(Records from a dataset)
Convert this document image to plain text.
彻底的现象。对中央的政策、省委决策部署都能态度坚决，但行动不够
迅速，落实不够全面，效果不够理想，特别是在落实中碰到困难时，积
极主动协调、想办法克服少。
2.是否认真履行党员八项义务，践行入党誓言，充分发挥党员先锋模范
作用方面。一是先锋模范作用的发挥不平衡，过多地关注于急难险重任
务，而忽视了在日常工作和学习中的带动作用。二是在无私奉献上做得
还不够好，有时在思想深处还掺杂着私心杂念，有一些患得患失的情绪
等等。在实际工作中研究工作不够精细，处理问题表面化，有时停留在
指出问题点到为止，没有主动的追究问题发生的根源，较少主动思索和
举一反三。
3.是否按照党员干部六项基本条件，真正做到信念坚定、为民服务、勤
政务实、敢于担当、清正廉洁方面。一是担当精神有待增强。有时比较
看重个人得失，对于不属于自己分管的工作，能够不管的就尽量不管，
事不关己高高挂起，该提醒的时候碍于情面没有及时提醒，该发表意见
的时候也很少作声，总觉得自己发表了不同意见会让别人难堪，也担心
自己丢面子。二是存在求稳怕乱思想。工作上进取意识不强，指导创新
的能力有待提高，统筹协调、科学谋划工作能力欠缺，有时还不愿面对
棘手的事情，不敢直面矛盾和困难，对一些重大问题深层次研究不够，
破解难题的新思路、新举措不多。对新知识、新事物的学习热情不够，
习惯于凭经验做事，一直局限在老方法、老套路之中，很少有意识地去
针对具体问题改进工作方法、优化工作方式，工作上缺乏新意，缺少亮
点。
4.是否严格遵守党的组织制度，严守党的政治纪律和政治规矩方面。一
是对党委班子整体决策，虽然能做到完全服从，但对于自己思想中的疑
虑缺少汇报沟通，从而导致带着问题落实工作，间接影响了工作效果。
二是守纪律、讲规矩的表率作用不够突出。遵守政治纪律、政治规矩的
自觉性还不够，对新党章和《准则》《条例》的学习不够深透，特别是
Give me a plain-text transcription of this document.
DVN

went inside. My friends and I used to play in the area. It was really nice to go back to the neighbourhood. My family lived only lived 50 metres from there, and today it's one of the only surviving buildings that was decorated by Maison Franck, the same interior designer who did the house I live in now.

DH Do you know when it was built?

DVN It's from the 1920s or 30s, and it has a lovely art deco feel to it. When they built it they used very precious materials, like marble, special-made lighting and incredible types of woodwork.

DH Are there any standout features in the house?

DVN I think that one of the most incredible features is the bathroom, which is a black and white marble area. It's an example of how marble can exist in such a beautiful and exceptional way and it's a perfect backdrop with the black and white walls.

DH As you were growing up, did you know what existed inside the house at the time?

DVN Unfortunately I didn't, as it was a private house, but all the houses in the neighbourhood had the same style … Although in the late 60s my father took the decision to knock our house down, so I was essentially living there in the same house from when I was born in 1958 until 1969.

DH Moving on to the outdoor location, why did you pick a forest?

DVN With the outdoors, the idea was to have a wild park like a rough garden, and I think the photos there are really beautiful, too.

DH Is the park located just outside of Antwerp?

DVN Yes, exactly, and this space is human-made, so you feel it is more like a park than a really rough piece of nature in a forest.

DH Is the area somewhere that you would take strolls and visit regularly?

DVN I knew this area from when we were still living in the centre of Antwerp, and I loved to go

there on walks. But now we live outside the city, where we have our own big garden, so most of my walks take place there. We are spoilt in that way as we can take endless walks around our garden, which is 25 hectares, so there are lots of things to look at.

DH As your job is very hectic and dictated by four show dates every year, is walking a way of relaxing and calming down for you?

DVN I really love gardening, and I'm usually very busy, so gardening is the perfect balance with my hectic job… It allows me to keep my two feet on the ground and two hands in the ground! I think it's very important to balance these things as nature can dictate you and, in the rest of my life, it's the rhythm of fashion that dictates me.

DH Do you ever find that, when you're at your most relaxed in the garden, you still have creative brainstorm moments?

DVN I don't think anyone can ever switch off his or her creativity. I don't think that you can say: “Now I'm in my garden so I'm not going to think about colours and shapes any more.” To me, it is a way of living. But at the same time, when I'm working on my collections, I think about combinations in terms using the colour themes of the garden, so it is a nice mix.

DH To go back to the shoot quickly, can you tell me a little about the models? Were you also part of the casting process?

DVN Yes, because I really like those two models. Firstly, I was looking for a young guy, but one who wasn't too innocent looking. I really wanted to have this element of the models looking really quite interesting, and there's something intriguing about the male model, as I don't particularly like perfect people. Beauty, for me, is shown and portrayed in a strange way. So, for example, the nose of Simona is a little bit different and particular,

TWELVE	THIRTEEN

# Problem details:
Reproduce the entire listing word for word.

# Expected answer:
Convert this document image to plain text.
彻底的现象。对中央的政策、省委决策部署都能态度坚决，但行动不够
迅速，落实不够全面，效果不够理想，特别是在落实中碰到困难时，积
极主动协调、想办法克服少。
2.是否认真履行党员八项义务，践行入党誓言，充分发挥党员先锋模范
作用方面。一是先锋模范作用的发挥不平衡，过多地关注于急难险重任
务，而忽视了在日常工作和学习中的带动作用。二是在无私奉献上做得
还不够好，有时在思想深处还掺杂着私心杂念，有一些患得患失的情绪
等等。在实际工作中研究工作不够精细，处理问题表面化，有时停留在
指出问题点到为止，没有主动的追究问题发生的根源，较少主动思索和
举一反三。
3.是否按照党员干部六项基本条件，真正做到信念坚定、为民服务、勤
政务实、敢于担当、清正廉洁方面。一是担当精神有待增强。有时比较
看重个人得失，对于不属于自己分管的工作，能够不管的就尽量不管，
事不关己高高挂起，该提醒的时候碍于情面没有及时提醒，该发表意见
的时候也很少作声，总觉得自己发表了不同意见会让别人难堪，也担心
自己丢面子。二是存在求稳怕乱思想。工作上进取意识不强，指导创新
的能力有待提高，统筹协调、科学谋划工作能力欠缺，有时还不愿面对
棘手的事情，不敢直面矛盾和困难，对一些重大问题深层次研究不够，
破解难题的新思路、新举措不多。对新知识、新事物的学习热情不够，
习惯于凭经验做事，一直局限在老方法、老套路之中，很少有意识地去
针对具体问题改进工作方法、优化工作方式，工作上缺乏新意，缺少亮
点。
4.是否严格遵守党的组织制度，严守党的政治纪律和政治规矩方面。一
是对党委班子整体决策，虽然能做到完全服从，但对于自己思想中的疑
虑缺少汇报沟通，从而导致带着问题落实工作，间接影响了工作效果。
二是守纪律、讲规矩的表率作用不够突出。遵守政治纪律、政治规矩的
自觉性还不够，对新党章和《准则》《条例》的学习不够深透，特别是
Give me a plain-text transcription of this document.
DVN

went inside. My friends and I used to play in the area. It was really nice to go back to the neighbourhood. My family lived only lived 50 metres from there, and today it's one of the only surviving buildings that was decorated by Maison Franck, the same interior designer who did the house I live in now.

DH Do you know when it was built?

DVN It's from the 1920s or 30s, and it has a lovely art deco feel to it. When they built it they used very precious materials, like marble, special-made lighting and incredible types of woodwork.

DH Are there any standout features in the house?

DVN I think that one of the most incredible features is the bathroom, which is a black and white marble area. It's an example of how marble can exist in such a beautiful and exceptional way and it's a perfect backdrop with the black and white walls.

DH As you were growing up, did you know what existed inside the house at the time?

DVN Unfortunately I didn't, as it was a private house, but all the houses in the neighbourhood had the same style … Although in the late 60s my father took the decision to knock our house down, so I was essentially living there in the same house from when I was born in 1958 until 1969.

DH Moving on to the outdoor location, why did you pick a forest?

DVN With the outdoors, the idea was to have a wild park like a rough garden, and I think the photos there are really beautiful, too.

DH Is the park located just outside of Antwerp?

DVN Yes, exactly, and this space is human-made, so you feel it is more like a park than a really rough piece of nature in a forest.

DH Is the area somewhere that you would take strolls and visit regularly?

DVN I knew this area from when we were still living in the centre of Antwerp, and I loved to go

there on walks. But now we live outside the city, where we have our own big garden, so most of my walks take place there. We are spoilt in that way as we can take endless walks around our garden, which is 25 hectares, so there are lots of things to look at.

DH As your job is very hectic and dictated by four show dates every year, is walking a way of relaxing and calming down for you?

DVN I really love gardening, and I'm usually very busy, so gardening is the perfect balance with my hectic job… It allows me to keep my two feet on the ground and two hands in the ground! I think it's very important to balance these things as nature can dictate you and, in the rest of my life, it's the rhythm of fashion that dictates me.

DH Do you ever find that, when you're at your most relaxed in the garden, you still have creative brainstorm moments?

DVN I don't think anyone can ever switch off his or her creativity. I don't think that you can say: “Now I'm in my garden so I'm not going to think about colours and shapes any more.” To me, it is a way of living. But at the same time, when I'm working on my collections, I think about combinations in terms using the colour themes of the garden, so it is a nice mix.

DH To go back to the shoot quickly, can you tell me a little about the models? Were you also part of the casting process?

DVN Yes, because I really like those two models. Firstly, I was looking for a young guy, but one who wasn't too innocent looking. I really wanted to have this element of the models looking really quite interesting, and there's something intriguing about the male model, as I don't particularly like perfect people. Beauty, for me, is shown and portrayed in a strange way. So, for example, the nose of Simona is a little bit different and particular,

TWELVE	THIRTEEN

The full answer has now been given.